### The records
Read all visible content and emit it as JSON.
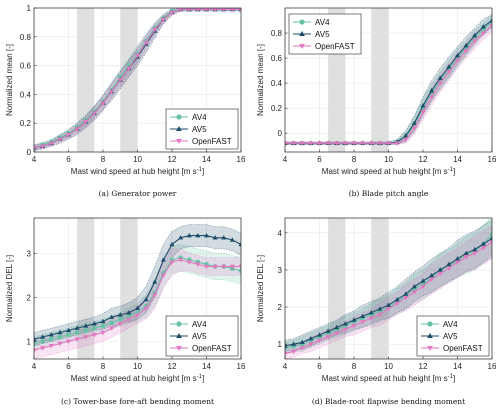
{
  "colors": {
    "AV4": "#66c2a5",
    "AV5": "#1f4e6b",
    "OpenFAST": "#e377c2",
    "shade": "#d9d9d9",
    "grid": "#e6e6e6"
  },
  "chart_data": [
    {
      "id": "a",
      "type": "line",
      "caption": "(a) Generator power",
      "xlabel": "Mast wind speed at hub height [m s",
      "xlabel_sup": "-1",
      "xlabel_end": "]",
      "ylabel": "Normalized mean [-]",
      "xlim": [
        4,
        16
      ],
      "ylim": [
        0,
        1
      ],
      "xticks": [
        "4",
        "6",
        "8",
        "10",
        "12",
        "14",
        "16"
      ],
      "xtick_values": [
        4,
        6,
        8,
        10,
        12,
        14,
        16
      ],
      "yticks": [
        "0",
        "0.2",
        "0.4",
        "0.6",
        "0.8",
        "1"
      ],
      "ytick_values": [
        0,
        0.2,
        0.4,
        0.6,
        0.8,
        1
      ],
      "grid": true,
      "legend_position": "bottom-right",
      "shaded_x_ranges": [
        [
          6.5,
          7.5
        ],
        [
          9,
          10
        ]
      ],
      "x": [
        4,
        4.5,
        5,
        5.5,
        6,
        6.5,
        7,
        7.5,
        8,
        8.5,
        9,
        9.5,
        10,
        10.5,
        11,
        11.5,
        12,
        12.5,
        13,
        13.5,
        14,
        14.5,
        15,
        15.5,
        16
      ],
      "series": [
        {
          "name": "AV4",
          "values": [
            0.03,
            0.05,
            0.07,
            0.1,
            0.13,
            0.17,
            0.22,
            0.28,
            0.35,
            0.43,
            0.52,
            0.6,
            0.68,
            0.77,
            0.86,
            0.93,
            0.98,
            0.99,
            0.99,
            0.99,
            0.99,
            0.99,
            0.99,
            0.99,
            0.99
          ],
          "band": [
            0.02,
            0.02,
            0.02,
            0.02,
            0.03,
            0.03,
            0.04,
            0.04,
            0.05,
            0.05,
            0.05,
            0.05,
            0.06,
            0.05,
            0.04,
            0.03,
            0.02,
            0.01,
            0.01,
            0.01,
            0.01,
            0.01,
            0.01,
            0.01,
            0.01
          ]
        },
        {
          "name": "AV5",
          "values": [
            0.03,
            0.04,
            0.06,
            0.09,
            0.12,
            0.16,
            0.21,
            0.27,
            0.34,
            0.42,
            0.5,
            0.58,
            0.66,
            0.75,
            0.84,
            0.92,
            0.97,
            0.99,
            0.99,
            0.99,
            0.99,
            0.99,
            0.99,
            0.99,
            0.99
          ],
          "band": [
            0.02,
            0.02,
            0.02,
            0.03,
            0.03,
            0.04,
            0.04,
            0.05,
            0.05,
            0.06,
            0.06,
            0.06,
            0.06,
            0.06,
            0.05,
            0.03,
            0.02,
            0.01,
            0.01,
            0.01,
            0.01,
            0.01,
            0.01,
            0.01,
            0.01
          ]
        },
        {
          "name": "OpenFAST",
          "values": [
            0.03,
            0.04,
            0.06,
            0.09,
            0.12,
            0.16,
            0.21,
            0.27,
            0.34,
            0.42,
            0.5,
            0.58,
            0.67,
            0.76,
            0.85,
            0.92,
            0.97,
            0.99,
            0.99,
            0.99,
            0.99,
            0.99,
            0.99,
            0.99,
            0.99
          ],
          "band": [
            0.02,
            0.02,
            0.02,
            0.02,
            0.03,
            0.03,
            0.04,
            0.04,
            0.05,
            0.05,
            0.05,
            0.05,
            0.05,
            0.05,
            0.04,
            0.03,
            0.02,
            0.01,
            0.01,
            0.01,
            0.01,
            0.01,
            0.01,
            0.01,
            0.01
          ]
        }
      ]
    },
    {
      "id": "b",
      "type": "line",
      "caption": "(b) Blade pitch angle",
      "xlabel": "Mast wind speed at hub height [m s",
      "xlabel_sup": "-1",
      "xlabel_end": "]",
      "ylabel": "Normalized mean [-]",
      "xlim": [
        4,
        16
      ],
      "ylim": [
        -0.15,
        1
      ],
      "xticks": [
        "4",
        "6",
        "8",
        "10",
        "12",
        "14",
        "16"
      ],
      "xtick_values": [
        4,
        6,
        8,
        10,
        12,
        14,
        16
      ],
      "yticks": [
        "0",
        "0.2",
        "0.4",
        "0.6",
        "0.8"
      ],
      "ytick_values": [
        0,
        0.2,
        0.4,
        0.6,
        0.8
      ],
      "grid": true,
      "legend_position": "top-left",
      "shaded_x_ranges": [
        [
          6.5,
          7.5
        ],
        [
          9,
          10
        ]
      ],
      "x": [
        4,
        4.5,
        5,
        5.5,
        6,
        6.5,
        7,
        7.5,
        8,
        8.5,
        9,
        9.5,
        10,
        10.5,
        11,
        11.5,
        12,
        12.5,
        13,
        13.5,
        14,
        14.5,
        15,
        15.5,
        16
      ],
      "series": [
        {
          "name": "AV4",
          "values": [
            -0.08,
            -0.08,
            -0.08,
            -0.08,
            -0.08,
            -0.08,
            -0.08,
            -0.08,
            -0.08,
            -0.08,
            -0.08,
            -0.08,
            -0.08,
            -0.07,
            -0.03,
            0.07,
            0.2,
            0.32,
            0.42,
            0.51,
            0.6,
            0.68,
            0.76,
            0.83,
            0.89
          ],
          "band": [
            0.01,
            0.01,
            0.01,
            0.01,
            0.01,
            0.01,
            0.01,
            0.01,
            0.01,
            0.01,
            0.01,
            0.01,
            0.01,
            0.02,
            0.04,
            0.06,
            0.07,
            0.07,
            0.07,
            0.07,
            0.07,
            0.06,
            0.06,
            0.05,
            0.05
          ]
        },
        {
          "name": "AV5",
          "values": [
            -0.08,
            -0.08,
            -0.08,
            -0.08,
            -0.08,
            -0.08,
            -0.08,
            -0.08,
            -0.08,
            -0.08,
            -0.08,
            -0.08,
            -0.08,
            -0.07,
            -0.02,
            0.08,
            0.22,
            0.34,
            0.44,
            0.53,
            0.62,
            0.7,
            0.78,
            0.85,
            0.9
          ],
          "band": [
            0.01,
            0.01,
            0.01,
            0.01,
            0.01,
            0.01,
            0.01,
            0.01,
            0.01,
            0.01,
            0.01,
            0.01,
            0.01,
            0.02,
            0.04,
            0.06,
            0.07,
            0.08,
            0.08,
            0.08,
            0.07,
            0.07,
            0.06,
            0.06,
            0.05
          ]
        },
        {
          "name": "OpenFAST",
          "values": [
            -0.08,
            -0.08,
            -0.08,
            -0.08,
            -0.08,
            -0.08,
            -0.08,
            -0.08,
            -0.08,
            -0.08,
            -0.08,
            -0.08,
            -0.08,
            -0.08,
            -0.05,
            0.04,
            0.17,
            0.29,
            0.4,
            0.49,
            0.58,
            0.66,
            0.74,
            0.8,
            0.86
          ],
          "band": [
            0.01,
            0.01,
            0.01,
            0.01,
            0.01,
            0.01,
            0.01,
            0.01,
            0.01,
            0.01,
            0.01,
            0.01,
            0.01,
            0.01,
            0.03,
            0.05,
            0.06,
            0.07,
            0.07,
            0.07,
            0.06,
            0.06,
            0.06,
            0.05,
            0.05
          ]
        }
      ]
    },
    {
      "id": "c",
      "type": "line",
      "caption": "(c) Tower-base fore-aft bending moment",
      "xlabel": "Mast wind speed at hub height [m s",
      "xlabel_sup": "-1",
      "xlabel_end": "]",
      "ylabel": "Normalized DEL [-]",
      "xlim": [
        4,
        16
      ],
      "ylim": [
        0.6,
        3.8
      ],
      "xticks": [
        "4",
        "6",
        "8",
        "10",
        "12",
        "14",
        "16"
      ],
      "xtick_values": [
        4,
        6,
        8,
        10,
        12,
        14,
        16
      ],
      "yticks": [
        "1",
        "2",
        "3"
      ],
      "ytick_values": [
        1,
        2,
        3
      ],
      "grid": true,
      "legend_position": "bottom-right",
      "shaded_x_ranges": [
        [
          6.5,
          7.5
        ],
        [
          9,
          10
        ]
      ],
      "x": [
        4,
        4.5,
        5,
        5.5,
        6,
        6.5,
        7,
        7.5,
        8,
        8.5,
        9,
        9.5,
        10,
        10.5,
        11,
        11.5,
        12,
        12.5,
        13,
        13.5,
        14,
        14.5,
        15,
        15.5,
        16
      ],
      "series": [
        {
          "name": "AV4",
          "values": [
            0.95,
            1.0,
            1.05,
            1.1,
            1.15,
            1.2,
            1.25,
            1.3,
            1.35,
            1.42,
            1.5,
            1.58,
            1.65,
            1.8,
            2.1,
            2.55,
            2.85,
            2.9,
            2.85,
            2.8,
            2.75,
            2.7,
            2.7,
            2.65,
            2.6
          ],
          "band": [
            0.15,
            0.15,
            0.15,
            0.15,
            0.15,
            0.15,
            0.15,
            0.15,
            0.15,
            0.15,
            0.15,
            0.18,
            0.2,
            0.25,
            0.3,
            0.3,
            0.3,
            0.3,
            0.3,
            0.3,
            0.3,
            0.3,
            0.3,
            0.3,
            0.3
          ]
        },
        {
          "name": "AV5",
          "values": [
            1.05,
            1.1,
            1.15,
            1.2,
            1.25,
            1.3,
            1.35,
            1.4,
            1.45,
            1.55,
            1.6,
            1.65,
            1.75,
            1.95,
            2.35,
            2.85,
            3.2,
            3.35,
            3.4,
            3.4,
            3.4,
            3.35,
            3.35,
            3.3,
            3.2
          ],
          "band": [
            0.15,
            0.15,
            0.15,
            0.15,
            0.15,
            0.15,
            0.15,
            0.15,
            0.18,
            0.2,
            0.2,
            0.22,
            0.25,
            0.3,
            0.35,
            0.35,
            0.3,
            0.25,
            0.25,
            0.25,
            0.25,
            0.25,
            0.25,
            0.25,
            0.25
          ]
        },
        {
          "name": "OpenFAST",
          "values": [
            0.8,
            0.85,
            0.9,
            0.95,
            1.0,
            1.05,
            1.1,
            1.15,
            1.2,
            1.3,
            1.4,
            1.5,
            1.6,
            1.75,
            2.05,
            2.5,
            2.8,
            2.85,
            2.8,
            2.75,
            2.7,
            2.7,
            2.7,
            2.7,
            2.7
          ],
          "band": [
            0.2,
            0.2,
            0.2,
            0.2,
            0.2,
            0.2,
            0.2,
            0.2,
            0.2,
            0.2,
            0.2,
            0.2,
            0.2,
            0.25,
            0.3,
            0.3,
            0.3,
            0.25,
            0.2,
            0.2,
            0.2,
            0.2,
            0.2,
            0.2,
            0.2
          ]
        }
      ]
    },
    {
      "id": "d",
      "type": "line",
      "caption": "(d) Blade-root flapwise bending moment",
      "xlabel": "Mast wind speed at hub height [m s",
      "xlabel_sup": "-1",
      "xlabel_end": "]",
      "ylabel": "Normalized DEL [-]",
      "xlim": [
        4,
        16
      ],
      "ylim": [
        0.6,
        4.4
      ],
      "xticks": [
        "4",
        "6",
        "8",
        "10",
        "12",
        "14",
        "16"
      ],
      "xtick_values": [
        4,
        6,
        8,
        10,
        12,
        14,
        16
      ],
      "yticks": [
        "1",
        "2",
        "3",
        "4"
      ],
      "ytick_values": [
        1,
        2,
        3,
        4
      ],
      "grid": true,
      "legend_position": "bottom-right",
      "shaded_x_ranges": [
        [
          6.5,
          7.5
        ],
        [
          9,
          10
        ]
      ],
      "x": [
        4,
        4.5,
        5,
        5.5,
        6,
        6.5,
        7,
        7.5,
        8,
        8.5,
        9,
        9.5,
        10,
        10.5,
        11,
        11.5,
        12,
        12.5,
        13,
        13.5,
        14,
        14.5,
        15,
        15.5,
        16
      ],
      "series": [
        {
          "name": "AV4",
          "values": [
            0.9,
            0.95,
            1.0,
            1.1,
            1.2,
            1.3,
            1.4,
            1.5,
            1.6,
            1.7,
            1.8,
            1.9,
            2.0,
            2.15,
            2.3,
            2.5,
            2.6,
            2.8,
            3.0,
            3.1,
            3.25,
            3.4,
            3.5,
            3.7,
            3.95
          ],
          "band": [
            0.15,
            0.15,
            0.2,
            0.2,
            0.2,
            0.2,
            0.2,
            0.25,
            0.25,
            0.25,
            0.3,
            0.3,
            0.3,
            0.35,
            0.35,
            0.4,
            0.4,
            0.4,
            0.45,
            0.45,
            0.45,
            0.5,
            0.5,
            0.5,
            0.5
          ]
        },
        {
          "name": "AV5",
          "values": [
            0.95,
            1.0,
            1.05,
            1.15,
            1.25,
            1.35,
            1.45,
            1.55,
            1.65,
            1.75,
            1.85,
            1.95,
            2.05,
            2.2,
            2.35,
            2.55,
            2.7,
            2.85,
            3.0,
            3.15,
            3.3,
            3.45,
            3.55,
            3.7,
            3.85
          ],
          "band": [
            0.15,
            0.15,
            0.2,
            0.2,
            0.2,
            0.2,
            0.2,
            0.25,
            0.25,
            0.3,
            0.3,
            0.3,
            0.35,
            0.35,
            0.4,
            0.4,
            0.4,
            0.45,
            0.45,
            0.45,
            0.5,
            0.5,
            0.5,
            0.5,
            0.5
          ]
        },
        {
          "name": "OpenFAST",
          "values": [
            0.75,
            0.8,
            0.9,
            1.0,
            1.1,
            1.2,
            1.3,
            1.4,
            1.5,
            1.6,
            1.7,
            1.8,
            1.95,
            2.1,
            2.25,
            2.4,
            2.55,
            2.75,
            2.9,
            3.05,
            3.2,
            3.35,
            3.45,
            3.6,
            3.75
          ],
          "band": [
            0.15,
            0.15,
            0.15,
            0.2,
            0.2,
            0.2,
            0.2,
            0.2,
            0.25,
            0.25,
            0.25,
            0.3,
            0.3,
            0.3,
            0.35,
            0.35,
            0.35,
            0.4,
            0.4,
            0.4,
            0.4,
            0.4,
            0.45,
            0.45,
            0.45
          ]
        }
      ]
    }
  ]
}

### Task directions
Copy each line of the data that contains the word "Blade".

### Task answer
      "caption": "(b) Blade pitch angle",
      "caption": "(d) Blade-root flapwise bending moment",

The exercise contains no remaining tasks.